Reproduce the listing below exactly. Pictures do not belong in the copy.

## [STORED DATA]
· · ·
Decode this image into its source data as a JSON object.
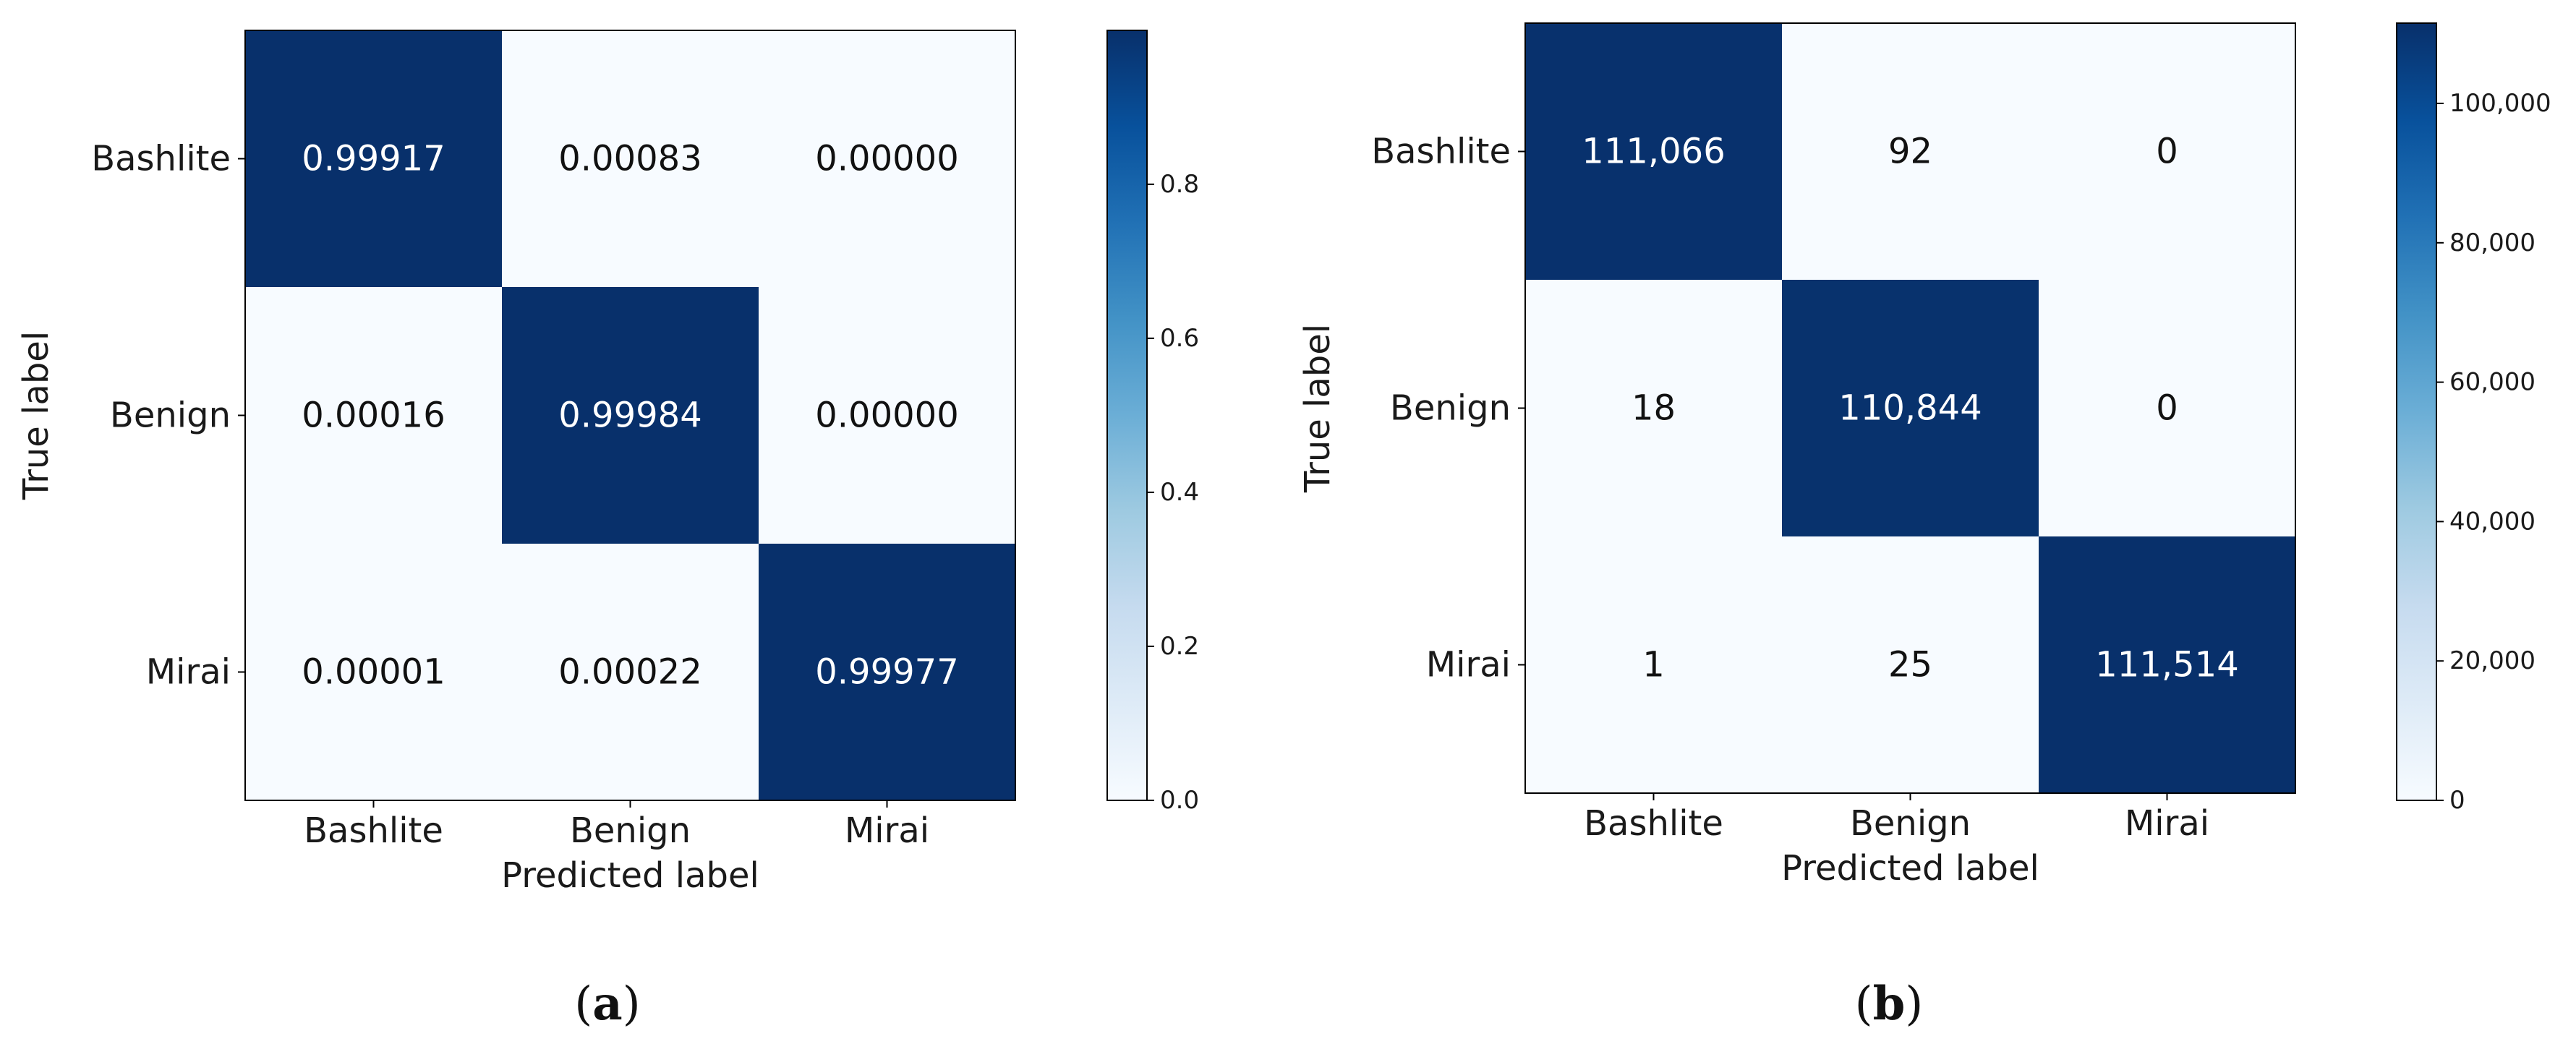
{
  "chart_data": [
    {
      "type": "heatmap",
      "caption": "a",
      "xlabel": "Predicted label",
      "ylabel": "True label",
      "x_categories": [
        "Bashlite",
        "Benign",
        "Mirai"
      ],
      "y_categories": [
        "Bashlite",
        "Benign",
        "Mirai"
      ],
      "values": [
        [
          0.99917,
          0.00083,
          0.0
        ],
        [
          0.00016,
          0.99984,
          0.0
        ],
        [
          1e-05,
          0.00022,
          0.99977
        ]
      ],
      "cell_labels": [
        [
          "0.99917",
          "0.00083",
          "0.00000"
        ],
        [
          "0.00016",
          "0.99984",
          "0.00000"
        ],
        [
          "0.00001",
          "0.00022",
          "0.99977"
        ]
      ],
      "colormap": "Blues",
      "colorbar": {
        "min": 0.0,
        "max": 0.99984,
        "ticks": [
          0.0,
          0.2,
          0.4,
          0.6,
          0.8
        ],
        "tick_labels": [
          "0.0",
          "0.2",
          "0.4",
          "0.6",
          "0.8"
        ]
      }
    },
    {
      "type": "heatmap",
      "caption": "b",
      "xlabel": "Predicted label",
      "ylabel": "True label",
      "x_categories": [
        "Bashlite",
        "Benign",
        "Mirai"
      ],
      "y_categories": [
        "Bashlite",
        "Benign",
        "Mirai"
      ],
      "values": [
        [
          111066,
          92,
          0
        ],
        [
          18,
          110844,
          0
        ],
        [
          1,
          25,
          111514
        ]
      ],
      "cell_labels": [
        [
          "111,066",
          "92",
          "0"
        ],
        [
          "18",
          "110,844",
          "0"
        ],
        [
          "1",
          "25",
          "111,514"
        ]
      ],
      "colormap": "Blues",
      "colorbar": {
        "min": 0,
        "max": 111514,
        "ticks": [
          0,
          20000,
          40000,
          60000,
          80000,
          100000
        ],
        "tick_labels": [
          "0",
          "20,000",
          "40,000",
          "60,000",
          "80,000",
          "100,000"
        ]
      }
    }
  ],
  "colors": {
    "cmap_low": "#f7fbff",
    "cmap_high": "#08306b",
    "text_on_dark": "#ffffff",
    "text_on_light": "#111111",
    "frame": "#000000"
  }
}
· · ·
## [SOLUTION FOR THIS TASK]
Decode this image into its source data as a JSON object.
{
  "chart_data": [
    {
      "type": "heatmap",
      "caption": "a",
      "xlabel": "Predicted label",
      "ylabel": "True label",
      "x_categories": [
        "Bashlite",
        "Benign",
        "Mirai"
      ],
      "y_categories": [
        "Bashlite",
        "Benign",
        "Mirai"
      ],
      "values": [
        [
          0.99917,
          0.00083,
          0.0
        ],
        [
          0.00016,
          0.99984,
          0.0
        ],
        [
          1e-05,
          0.00022,
          0.99977
        ]
      ],
      "cell_labels": [
        [
          "0.99917",
          "0.00083",
          "0.00000"
        ],
        [
          "0.00016",
          "0.99984",
          "0.00000"
        ],
        [
          "0.00001",
          "0.00022",
          "0.99977"
        ]
      ],
      "colormap": "Blues",
      "colorbar": {
        "min": 0.0,
        "max": 0.99984,
        "ticks": [
          0.0,
          0.2,
          0.4,
          0.6,
          0.8
        ],
        "tick_labels": [
          "0.0",
          "0.2",
          "0.4",
          "0.6",
          "0.8"
        ]
      }
    },
    {
      "type": "heatmap",
      "caption": "b",
      "xlabel": "Predicted label",
      "ylabel": "True label",
      "x_categories": [
        "Bashlite",
        "Benign",
        "Mirai"
      ],
      "y_categories": [
        "Bashlite",
        "Benign",
        "Mirai"
      ],
      "values": [
        [
          111066,
          92,
          0
        ],
        [
          18,
          110844,
          0
        ],
        [
          1,
          25,
          111514
        ]
      ],
      "cell_labels": [
        [
          "111,066",
          "92",
          "0"
        ],
        [
          "18",
          "110,844",
          "0"
        ],
        [
          "1",
          "25",
          "111,514"
        ]
      ],
      "colormap": "Blues",
      "colorbar": {
        "min": 0,
        "max": 111514,
        "ticks": [
          0,
          20000,
          40000,
          60000,
          80000,
          100000
        ],
        "tick_labels": [
          "0",
          "20,000",
          "40,000",
          "60,000",
          "80,000",
          "100,000"
        ]
      }
    }
  ],
  "colors": {
    "cmap_low": "#f7fbff",
    "cmap_high": "#08306b",
    "text_on_dark": "#ffffff",
    "text_on_light": "#111111",
    "frame": "#000000"
  }
}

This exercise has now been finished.